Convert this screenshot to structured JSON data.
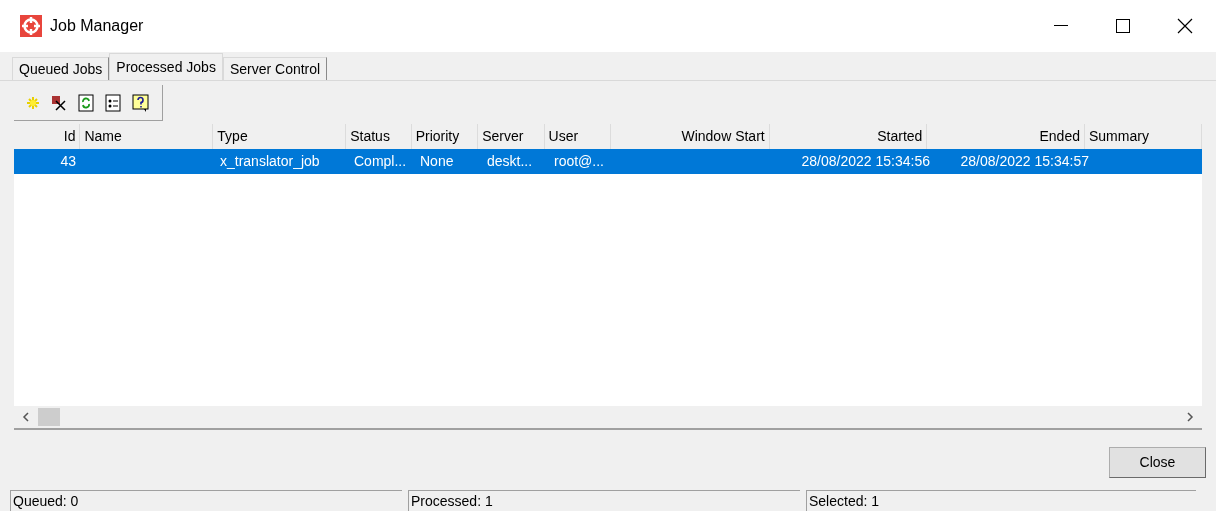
{
  "window": {
    "title": "Job Manager"
  },
  "tabs": [
    {
      "label": "Queued Jobs",
      "selected": false
    },
    {
      "label": "Processed Jobs",
      "selected": true
    },
    {
      "label": "Server Control",
      "selected": false
    }
  ],
  "table": {
    "columns": [
      "Id",
      "Name",
      "Type",
      "Status",
      "Priority",
      "Server",
      "User",
      "Window Start",
      "Started",
      "Ended",
      "Summary"
    ],
    "rows": [
      {
        "selected": true,
        "cells": [
          "43",
          "",
          "x_translator_job",
          "Compl...",
          "None",
          "deskt...",
          "root@...",
          "",
          "28/08/2022 15:34:56",
          "28/08/2022 15:34:57",
          ""
        ]
      }
    ]
  },
  "buttons": [
    "Close"
  ],
  "status_bar": [
    "Queued: 0",
    "Processed: 1",
    "Selected: 1"
  ]
}
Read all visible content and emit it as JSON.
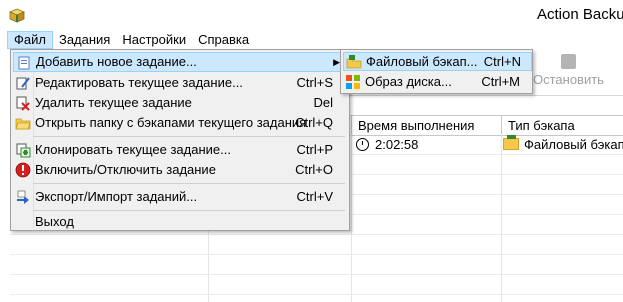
{
  "window": {
    "title": "Action Backu"
  },
  "menubar": {
    "items": [
      "Файл",
      "Задания",
      "Настройки",
      "Справка"
    ]
  },
  "toolbar": {
    "stop_label": "Остановить"
  },
  "table": {
    "columns": [
      "Время выполнения",
      "Тип бэкапа"
    ],
    "rows": [
      {
        "time": "2:02:58",
        "type": "Файловый бэкап"
      }
    ]
  },
  "file_menu": {
    "items": [
      {
        "label": "Добавить новое задание...",
        "shortcut": "",
        "icon": "add-task-icon",
        "submenu": true
      },
      {
        "label": "Редактировать текущее задание...",
        "shortcut": "Ctrl+S",
        "icon": "edit-icon"
      },
      {
        "label": "Удалить текущее задание",
        "shortcut": "Del",
        "icon": "delete-icon"
      },
      {
        "label": "Открыть папку с бэкапами текущего задания",
        "shortcut": "Ctrl+Q",
        "icon": "open-folder-icon"
      },
      {
        "label": "Клонировать текущее задание...",
        "shortcut": "Ctrl+P",
        "icon": "clone-icon"
      },
      {
        "label": "Включить/Отключить задание",
        "shortcut": "Ctrl+O",
        "icon": "toggle-icon"
      },
      {
        "label": "Экспорт/Импорт заданий...",
        "shortcut": "Ctrl+V",
        "icon": "export-import-icon"
      },
      {
        "label": "Выход",
        "shortcut": "",
        "icon": ""
      }
    ]
  },
  "submenu": {
    "items": [
      {
        "label": "Файловый бэкап...",
        "shortcut": "Ctrl+N",
        "icon": "file-backup-icon"
      },
      {
        "label": "Образ диска...",
        "shortcut": "Ctrl+M",
        "icon": "disk-image-icon"
      }
    ]
  },
  "colors": {
    "highlight": "#cce8ff",
    "highlight_border": "#99d1ff",
    "menu_bg": "#f0f0f0"
  }
}
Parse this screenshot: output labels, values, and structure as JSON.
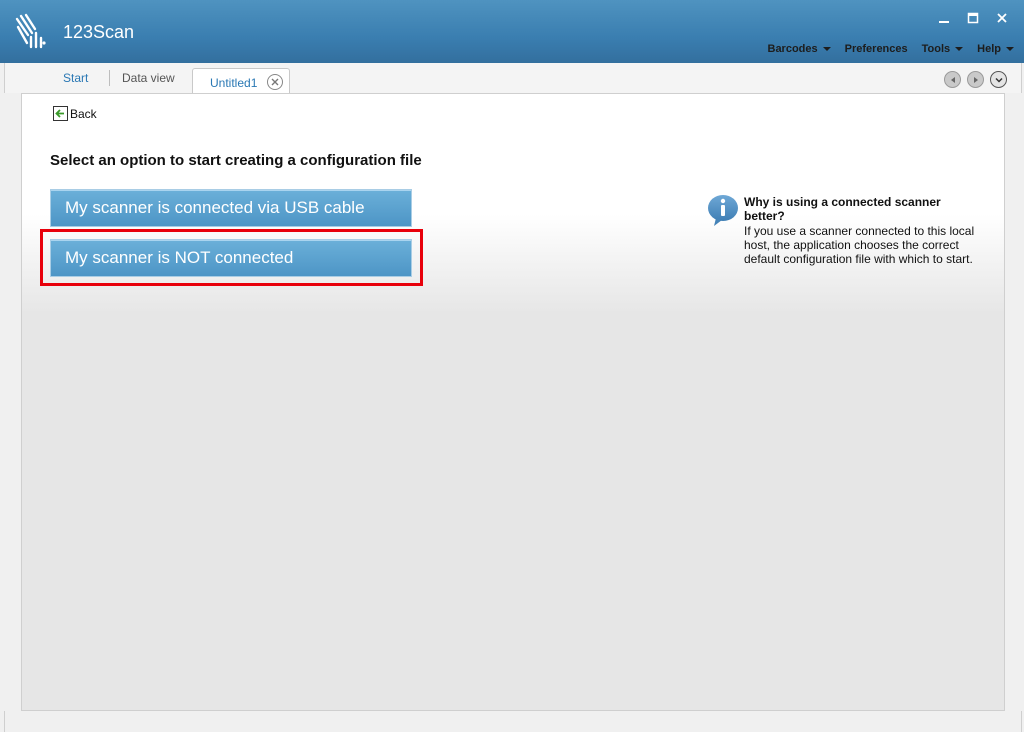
{
  "app": {
    "title": "123Scan",
    "brand_color": "#3a7eb0",
    "logo_icon": "zebra-head-icon"
  },
  "window_controls": {
    "minimize": "‗",
    "maximize": "☐",
    "close": "✕"
  },
  "menu": [
    {
      "label": "Barcodes",
      "has_dropdown": true
    },
    {
      "label": "Preferences",
      "has_dropdown": false
    },
    {
      "label": "Tools",
      "has_dropdown": true
    },
    {
      "label": "Help",
      "has_dropdown": true
    }
  ],
  "tabs": {
    "start": "Start",
    "data_view": "Data view",
    "active": "Untitled1"
  },
  "content": {
    "back_label": "Back",
    "heading": "Select an option to start creating a configuration file",
    "options": {
      "usb": "My scanner is connected via USB cable",
      "not_connected": "My scanner is NOT connected"
    },
    "highlight_color": "#e8000b",
    "info": {
      "icon": "info-icon",
      "title": "Why is using a connected scanner better?",
      "body": "If you use a scanner connected to this local host, the application chooses the correct default configuration file with which to start."
    }
  }
}
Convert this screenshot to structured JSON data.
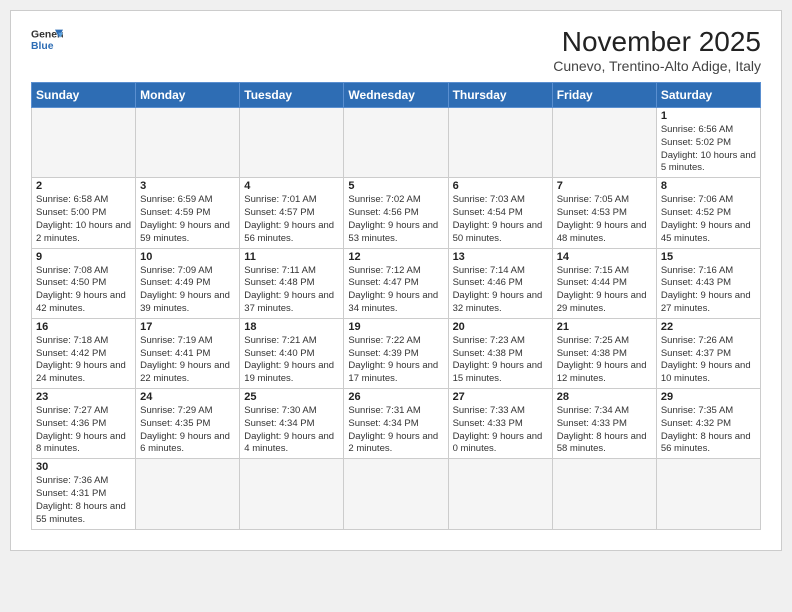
{
  "logo": {
    "line1": "General",
    "line2": "Blue"
  },
  "title": "November 2025",
  "location": "Cunevo, Trentino-Alto Adige, Italy",
  "days_of_week": [
    "Sunday",
    "Monday",
    "Tuesday",
    "Wednesday",
    "Thursday",
    "Friday",
    "Saturday"
  ],
  "weeks": [
    [
      {
        "day": "",
        "info": ""
      },
      {
        "day": "",
        "info": ""
      },
      {
        "day": "",
        "info": ""
      },
      {
        "day": "",
        "info": ""
      },
      {
        "day": "",
        "info": ""
      },
      {
        "day": "",
        "info": ""
      },
      {
        "day": "1",
        "info": "Sunrise: 6:56 AM\nSunset: 5:02 PM\nDaylight: 10 hours and 5 minutes."
      }
    ],
    [
      {
        "day": "2",
        "info": "Sunrise: 6:58 AM\nSunset: 5:00 PM\nDaylight: 10 hours and 2 minutes."
      },
      {
        "day": "3",
        "info": "Sunrise: 6:59 AM\nSunset: 4:59 PM\nDaylight: 9 hours and 59 minutes."
      },
      {
        "day": "4",
        "info": "Sunrise: 7:01 AM\nSunset: 4:57 PM\nDaylight: 9 hours and 56 minutes."
      },
      {
        "day": "5",
        "info": "Sunrise: 7:02 AM\nSunset: 4:56 PM\nDaylight: 9 hours and 53 minutes."
      },
      {
        "day": "6",
        "info": "Sunrise: 7:03 AM\nSunset: 4:54 PM\nDaylight: 9 hours and 50 minutes."
      },
      {
        "day": "7",
        "info": "Sunrise: 7:05 AM\nSunset: 4:53 PM\nDaylight: 9 hours and 48 minutes."
      },
      {
        "day": "8",
        "info": "Sunrise: 7:06 AM\nSunset: 4:52 PM\nDaylight: 9 hours and 45 minutes."
      }
    ],
    [
      {
        "day": "9",
        "info": "Sunrise: 7:08 AM\nSunset: 4:50 PM\nDaylight: 9 hours and 42 minutes."
      },
      {
        "day": "10",
        "info": "Sunrise: 7:09 AM\nSunset: 4:49 PM\nDaylight: 9 hours and 39 minutes."
      },
      {
        "day": "11",
        "info": "Sunrise: 7:11 AM\nSunset: 4:48 PM\nDaylight: 9 hours and 37 minutes."
      },
      {
        "day": "12",
        "info": "Sunrise: 7:12 AM\nSunset: 4:47 PM\nDaylight: 9 hours and 34 minutes."
      },
      {
        "day": "13",
        "info": "Sunrise: 7:14 AM\nSunset: 4:46 PM\nDaylight: 9 hours and 32 minutes."
      },
      {
        "day": "14",
        "info": "Sunrise: 7:15 AM\nSunset: 4:44 PM\nDaylight: 9 hours and 29 minutes."
      },
      {
        "day": "15",
        "info": "Sunrise: 7:16 AM\nSunset: 4:43 PM\nDaylight: 9 hours and 27 minutes."
      }
    ],
    [
      {
        "day": "16",
        "info": "Sunrise: 7:18 AM\nSunset: 4:42 PM\nDaylight: 9 hours and 24 minutes."
      },
      {
        "day": "17",
        "info": "Sunrise: 7:19 AM\nSunset: 4:41 PM\nDaylight: 9 hours and 22 minutes."
      },
      {
        "day": "18",
        "info": "Sunrise: 7:21 AM\nSunset: 4:40 PM\nDaylight: 9 hours and 19 minutes."
      },
      {
        "day": "19",
        "info": "Sunrise: 7:22 AM\nSunset: 4:39 PM\nDaylight: 9 hours and 17 minutes."
      },
      {
        "day": "20",
        "info": "Sunrise: 7:23 AM\nSunset: 4:38 PM\nDaylight: 9 hours and 15 minutes."
      },
      {
        "day": "21",
        "info": "Sunrise: 7:25 AM\nSunset: 4:38 PM\nDaylight: 9 hours and 12 minutes."
      },
      {
        "day": "22",
        "info": "Sunrise: 7:26 AM\nSunset: 4:37 PM\nDaylight: 9 hours and 10 minutes."
      }
    ],
    [
      {
        "day": "23",
        "info": "Sunrise: 7:27 AM\nSunset: 4:36 PM\nDaylight: 9 hours and 8 minutes."
      },
      {
        "day": "24",
        "info": "Sunrise: 7:29 AM\nSunset: 4:35 PM\nDaylight: 9 hours and 6 minutes."
      },
      {
        "day": "25",
        "info": "Sunrise: 7:30 AM\nSunset: 4:34 PM\nDaylight: 9 hours and 4 minutes."
      },
      {
        "day": "26",
        "info": "Sunrise: 7:31 AM\nSunset: 4:34 PM\nDaylight: 9 hours and 2 minutes."
      },
      {
        "day": "27",
        "info": "Sunrise: 7:33 AM\nSunset: 4:33 PM\nDaylight: 9 hours and 0 minutes."
      },
      {
        "day": "28",
        "info": "Sunrise: 7:34 AM\nSunset: 4:33 PM\nDaylight: 8 hours and 58 minutes."
      },
      {
        "day": "29",
        "info": "Sunrise: 7:35 AM\nSunset: 4:32 PM\nDaylight: 8 hours and 56 minutes."
      }
    ],
    [
      {
        "day": "30",
        "info": "Sunrise: 7:36 AM\nSunset: 4:31 PM\nDaylight: 8 hours and 55 minutes."
      },
      {
        "day": "",
        "info": ""
      },
      {
        "day": "",
        "info": ""
      },
      {
        "day": "",
        "info": ""
      },
      {
        "day": "",
        "info": ""
      },
      {
        "day": "",
        "info": ""
      },
      {
        "day": "",
        "info": ""
      }
    ]
  ]
}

*-*-*

**PROBLEM DETAILS:** Give the number of lines above in which the word "scanner" occurs, with nothing else.

**TASK SOLUTION:** 4